ENTRIES.
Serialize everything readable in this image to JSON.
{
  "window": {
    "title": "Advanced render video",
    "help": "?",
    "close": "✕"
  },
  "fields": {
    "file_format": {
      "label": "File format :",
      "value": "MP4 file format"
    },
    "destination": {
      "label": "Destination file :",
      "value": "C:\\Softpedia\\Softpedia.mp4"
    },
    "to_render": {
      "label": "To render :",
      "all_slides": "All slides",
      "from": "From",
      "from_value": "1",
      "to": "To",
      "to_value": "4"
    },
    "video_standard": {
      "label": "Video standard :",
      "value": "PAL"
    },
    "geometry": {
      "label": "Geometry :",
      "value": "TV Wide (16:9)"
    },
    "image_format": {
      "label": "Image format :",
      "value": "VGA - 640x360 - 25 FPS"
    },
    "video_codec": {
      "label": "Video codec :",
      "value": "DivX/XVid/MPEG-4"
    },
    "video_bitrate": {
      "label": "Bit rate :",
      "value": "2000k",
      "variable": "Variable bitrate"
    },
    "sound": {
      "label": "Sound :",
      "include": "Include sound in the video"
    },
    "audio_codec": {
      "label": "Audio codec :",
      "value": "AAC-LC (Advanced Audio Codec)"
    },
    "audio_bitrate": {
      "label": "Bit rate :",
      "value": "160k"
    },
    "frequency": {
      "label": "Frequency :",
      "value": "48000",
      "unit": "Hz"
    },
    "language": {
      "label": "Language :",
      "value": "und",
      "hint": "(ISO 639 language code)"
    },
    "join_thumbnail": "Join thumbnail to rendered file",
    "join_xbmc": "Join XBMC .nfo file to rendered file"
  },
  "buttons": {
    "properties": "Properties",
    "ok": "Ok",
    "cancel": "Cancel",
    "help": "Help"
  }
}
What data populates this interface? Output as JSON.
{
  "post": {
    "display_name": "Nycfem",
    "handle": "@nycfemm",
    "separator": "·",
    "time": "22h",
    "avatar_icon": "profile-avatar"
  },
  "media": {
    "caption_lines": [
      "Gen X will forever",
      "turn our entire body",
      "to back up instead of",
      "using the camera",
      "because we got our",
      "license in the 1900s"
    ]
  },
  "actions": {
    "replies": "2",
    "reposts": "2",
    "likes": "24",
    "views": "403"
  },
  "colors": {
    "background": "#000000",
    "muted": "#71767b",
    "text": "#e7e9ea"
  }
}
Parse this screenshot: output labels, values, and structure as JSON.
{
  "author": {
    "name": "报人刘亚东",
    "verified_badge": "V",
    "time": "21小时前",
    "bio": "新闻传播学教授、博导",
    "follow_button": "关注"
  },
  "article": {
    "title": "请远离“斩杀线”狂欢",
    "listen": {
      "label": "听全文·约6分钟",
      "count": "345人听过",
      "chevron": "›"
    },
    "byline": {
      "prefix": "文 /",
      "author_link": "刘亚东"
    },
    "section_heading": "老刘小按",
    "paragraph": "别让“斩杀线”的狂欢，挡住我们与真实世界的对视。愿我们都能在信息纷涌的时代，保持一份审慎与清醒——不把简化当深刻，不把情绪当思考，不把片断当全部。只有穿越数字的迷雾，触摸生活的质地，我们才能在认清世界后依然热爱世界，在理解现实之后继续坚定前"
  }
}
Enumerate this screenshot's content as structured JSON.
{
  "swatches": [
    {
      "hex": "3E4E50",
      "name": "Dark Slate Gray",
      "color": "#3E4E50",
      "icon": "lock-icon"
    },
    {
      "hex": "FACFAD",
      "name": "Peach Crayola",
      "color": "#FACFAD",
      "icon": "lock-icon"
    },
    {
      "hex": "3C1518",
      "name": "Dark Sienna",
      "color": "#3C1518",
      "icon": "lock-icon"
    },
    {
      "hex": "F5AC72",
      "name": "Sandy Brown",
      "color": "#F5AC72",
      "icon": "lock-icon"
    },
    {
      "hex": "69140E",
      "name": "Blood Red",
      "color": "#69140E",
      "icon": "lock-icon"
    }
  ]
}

WRITTEN EXERCISE.
Copy every line of the records word for word.

TASK ANSWER.
Serialize everything readable in this image to JSON.
{
  "window": {
    "title": "Advanced render video",
    "help": "?",
    "close": "✕"
  },
  "fields": {
    "file_format": {
      "label": "File format :",
      "value": "MP4 file format"
    },
    "destination": {
      "label": "Destination file :",
      "value": "C:\\Softpedia\\Softpedia.mp4"
    },
    "to_render": {
      "label": "To render :",
      "all_slides": "All slides",
      "from": "From",
      "from_value": "1",
      "to": "To",
      "to_value": "4"
    },
    "video_standard": {
      "label": "Video standard :",
      "value": "PAL"
    },
    "geometry": {
      "label": "Geometry :",
      "value": "TV Wide (16:9)"
    },
    "image_format": {
      "label": "Image format :",
      "value": "VGA - 640x360 - 25 FPS"
    },
    "video_codec": {
      "label": "Video codec :",
      "value": "DivX/XVid/MPEG-4"
    },
    "video_bitrate": {
      "label": "Bit rate :",
      "value": "2000k",
      "variable": "Variable bitrate"
    },
    "sound": {
      "label": "Sound :",
      "include": "Include sound in the video"
    },
    "audio_codec": {
      "label": "Audio codec :",
      "value": "AAC-LC (Advanced Audio Codec)"
    },
    "audio_bitrate": {
      "label": "Bit rate :",
      "value": "160k"
    },
    "frequency": {
      "label": "Frequency :",
      "value": "48000",
      "unit": "Hz"
    },
    "language": {
      "label": "Language :",
      "value": "und",
      "hint": "(ISO 639 language code)"
    },
    "join_thumbnail": "Join thumbnail to rendered file",
    "join_xbmc": "Join XBMC .nfo file to rendered file"
  },
  "buttons": {
    "properties": "Properties",
    "ok": "Ok",
    "cancel": "Cancel",
    "help": "Help"
  }
}
What data populates this interface? Output as JSON.
{
  "post": {
    "display_name": "Nycfem",
    "handle": "@nycfemm",
    "separator": "·",
    "time": "22h",
    "avatar_icon": "profile-avatar"
  },
  "media": {
    "caption_lines": [
      "Gen X will forever",
      "turn our entire body",
      "to back up instead of",
      "using the camera",
      "because we got our",
      "license in the 1900s"
    ]
  },
  "actions": {
    "replies": "2",
    "reposts": "2",
    "likes": "24",
    "views": "403"
  },
  "colors": {
    "background": "#000000",
    "muted": "#71767b",
    "text": "#e7e9ea"
  }
}
Parse this screenshot: output labels, values, and structure as JSON.
{
  "author": {
    "name": "报人刘亚东",
    "verified_badge": "V",
    "time": "21小时前",
    "bio": "新闻传播学教授、博导",
    "follow_button": "关注"
  },
  "article": {
    "title": "请远离“斩杀线”狂欢",
    "listen": {
      "label": "听全文·约6分钟",
      "count": "345人听过",
      "chevron": "›"
    },
    "byline": {
      "prefix": "文 /",
      "author_link": "刘亚东"
    },
    "section_heading": "老刘小按",
    "paragraph": "别让“斩杀线”的狂欢，挡住我们与真实世界的对视。愿我们都能在信息纷涌的时代，保持一份审慎与清醒——不把简化当深刻，不把情绪当思考，不把片断当全部。只有穿越数字的迷雾，触摸生活的质地，我们才能在认清世界后依然热爱世界，在理解现实之后继续坚定前"
  }
}
Enumerate this screenshot's content as structured JSON.
{
  "swatches": [
    {
      "hex": "3E4E50",
      "name": "Dark Slate Gray",
      "color": "#3E4E50",
      "icon": "lock-icon"
    },
    {
      "hex": "FACFAD",
      "name": "Peach Crayola",
      "color": "#FACFAD",
      "icon": "lock-icon"
    },
    {
      "hex": "3C1518",
      "name": "Dark Sienna",
      "color": "#3C1518",
      "icon": "lock-icon"
    },
    {
      "hex": "F5AC72",
      "name": "Sandy Brown",
      "color": "#F5AC72",
      "icon": "lock-icon"
    },
    {
      "hex": "69140E",
      "name": "Blood Red",
      "color": "#69140E",
      "icon": "lock-icon"
    }
  ]
}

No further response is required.